▶ _Problem description_
From the EU AI Act compliance article, extract word for word the passage from "But here's the" to "without lawyer review.".

▶ _Document passage_

>> begin

EU AI Act Compliance for RAG-Based Contract Review Agents
TL;DR
- EU AI Act Art. 6 classifies legal AI systems as high-risk, requiring human oversight per Art. 14 and 10-year audit trails per Art. 12
- GDPR Art. 22 prohibits fully automated legal decisions without explicit consent or human intervention
- UAPK Gateway enforces mandatory approval workflows, capability-based access controls, and cryptographically signed audit logs to meet both frameworks
The Problem
Say you run a commercial law firm in Germany with 50 lawyers, and your team built a sophisticated RAG-based contract review agent using Langflow. The agent ingests uploaded contracts, extracts key clauses using vector embeddings, flags potential risks based on your firm's precedent database, and drafts amendment suggestions. It's a powerful tool that could save your associates hours of routine document review.
But here's the issue: this system falls squarely under multiple overlapping regulatory frameworks that create a compliance minefield. Under EU AI Act Article 6 and Annex III(8)(a), AI systems used in legal services are classified as high-risk AI systems. This triggers Article 14's requirement for human oversight of every output — your agent can't just email amendment suggestions directly to clients without lawyer review.
GDPR Article 22 compounds this by prohibiting automated decision-making with legal effects unless you have explicit consent or appropriate safeguards including human intervention. When your agent suggests contract amendments, that's arguably automated decision-making with legal consequences. Article 9 adds another layer if contracts contain special category data like health information or criminal records — common in employment or insurance contracts.

>> end

[Spatial layout entries]
>> begin

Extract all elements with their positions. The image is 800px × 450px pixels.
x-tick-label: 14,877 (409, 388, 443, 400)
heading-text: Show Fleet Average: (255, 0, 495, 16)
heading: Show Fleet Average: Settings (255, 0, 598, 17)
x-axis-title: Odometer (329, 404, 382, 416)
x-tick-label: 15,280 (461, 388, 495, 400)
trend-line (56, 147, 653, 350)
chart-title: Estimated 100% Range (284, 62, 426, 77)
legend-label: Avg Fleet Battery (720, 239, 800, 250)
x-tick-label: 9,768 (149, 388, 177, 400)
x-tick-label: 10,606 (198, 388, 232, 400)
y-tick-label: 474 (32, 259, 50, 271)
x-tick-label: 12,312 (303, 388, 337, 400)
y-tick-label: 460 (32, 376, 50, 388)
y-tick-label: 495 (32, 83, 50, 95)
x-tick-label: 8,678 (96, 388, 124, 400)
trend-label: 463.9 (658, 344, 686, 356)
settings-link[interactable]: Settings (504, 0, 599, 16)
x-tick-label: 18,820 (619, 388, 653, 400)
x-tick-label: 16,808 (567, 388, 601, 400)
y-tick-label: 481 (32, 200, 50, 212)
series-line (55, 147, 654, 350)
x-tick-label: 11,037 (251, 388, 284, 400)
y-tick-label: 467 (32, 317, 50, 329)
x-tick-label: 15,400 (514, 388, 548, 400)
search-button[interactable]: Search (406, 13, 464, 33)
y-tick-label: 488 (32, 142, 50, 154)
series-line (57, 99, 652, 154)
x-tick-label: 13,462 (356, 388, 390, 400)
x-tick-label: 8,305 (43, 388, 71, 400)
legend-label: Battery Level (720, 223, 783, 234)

>> end

▶ _Worked answer_
But here's the issue: this system falls squarely under multiple overlapping regulatory frameworks that create a compliance minefield. Under EU AI Act Article 6 and Annex III(8)(a), AI systems used in legal services are classified as high-risk AI systems. This triggers Article 14's requirement for human oversight of every output — your agent can't just email amendment suggestions directly to clients without lawyer review.